Copy each line in which the string "title" occurs.

---------- Exercise material

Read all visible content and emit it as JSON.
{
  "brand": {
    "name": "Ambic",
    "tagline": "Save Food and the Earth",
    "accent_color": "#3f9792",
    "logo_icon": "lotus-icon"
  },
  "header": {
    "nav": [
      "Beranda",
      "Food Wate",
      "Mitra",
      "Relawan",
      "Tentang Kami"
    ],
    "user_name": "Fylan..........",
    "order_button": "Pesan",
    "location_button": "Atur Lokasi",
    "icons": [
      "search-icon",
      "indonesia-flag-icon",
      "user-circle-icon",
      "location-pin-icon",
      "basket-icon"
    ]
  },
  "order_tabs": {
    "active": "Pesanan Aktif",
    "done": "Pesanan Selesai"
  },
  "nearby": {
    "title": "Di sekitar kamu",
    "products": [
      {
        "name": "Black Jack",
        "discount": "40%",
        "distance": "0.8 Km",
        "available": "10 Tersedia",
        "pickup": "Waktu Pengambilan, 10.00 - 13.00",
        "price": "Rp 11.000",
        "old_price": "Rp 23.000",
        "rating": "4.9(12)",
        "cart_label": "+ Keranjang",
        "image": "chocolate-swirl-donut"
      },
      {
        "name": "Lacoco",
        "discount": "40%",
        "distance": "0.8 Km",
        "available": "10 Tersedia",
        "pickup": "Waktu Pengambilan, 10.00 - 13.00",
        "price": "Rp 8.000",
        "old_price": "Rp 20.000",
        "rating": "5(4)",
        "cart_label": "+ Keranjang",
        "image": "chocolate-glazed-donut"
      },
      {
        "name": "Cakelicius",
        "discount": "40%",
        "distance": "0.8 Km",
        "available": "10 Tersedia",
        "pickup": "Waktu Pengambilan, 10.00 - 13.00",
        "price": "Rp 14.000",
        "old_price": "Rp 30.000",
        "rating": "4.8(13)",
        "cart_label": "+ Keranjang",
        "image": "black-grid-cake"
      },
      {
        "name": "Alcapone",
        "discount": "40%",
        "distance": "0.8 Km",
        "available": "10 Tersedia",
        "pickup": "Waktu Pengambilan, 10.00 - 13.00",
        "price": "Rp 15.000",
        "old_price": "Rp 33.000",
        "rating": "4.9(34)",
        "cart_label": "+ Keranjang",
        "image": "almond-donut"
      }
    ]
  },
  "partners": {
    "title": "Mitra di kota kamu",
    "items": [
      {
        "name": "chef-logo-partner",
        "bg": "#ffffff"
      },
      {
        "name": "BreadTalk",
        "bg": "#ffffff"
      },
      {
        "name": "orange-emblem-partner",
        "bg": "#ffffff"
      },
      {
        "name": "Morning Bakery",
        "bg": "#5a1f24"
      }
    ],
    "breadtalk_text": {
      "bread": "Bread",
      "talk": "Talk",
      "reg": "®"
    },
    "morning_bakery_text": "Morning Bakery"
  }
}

--------------------

(Expected answer)
    "title": "Di sekitar kamu",
    "title": "Mitra di kota kamu",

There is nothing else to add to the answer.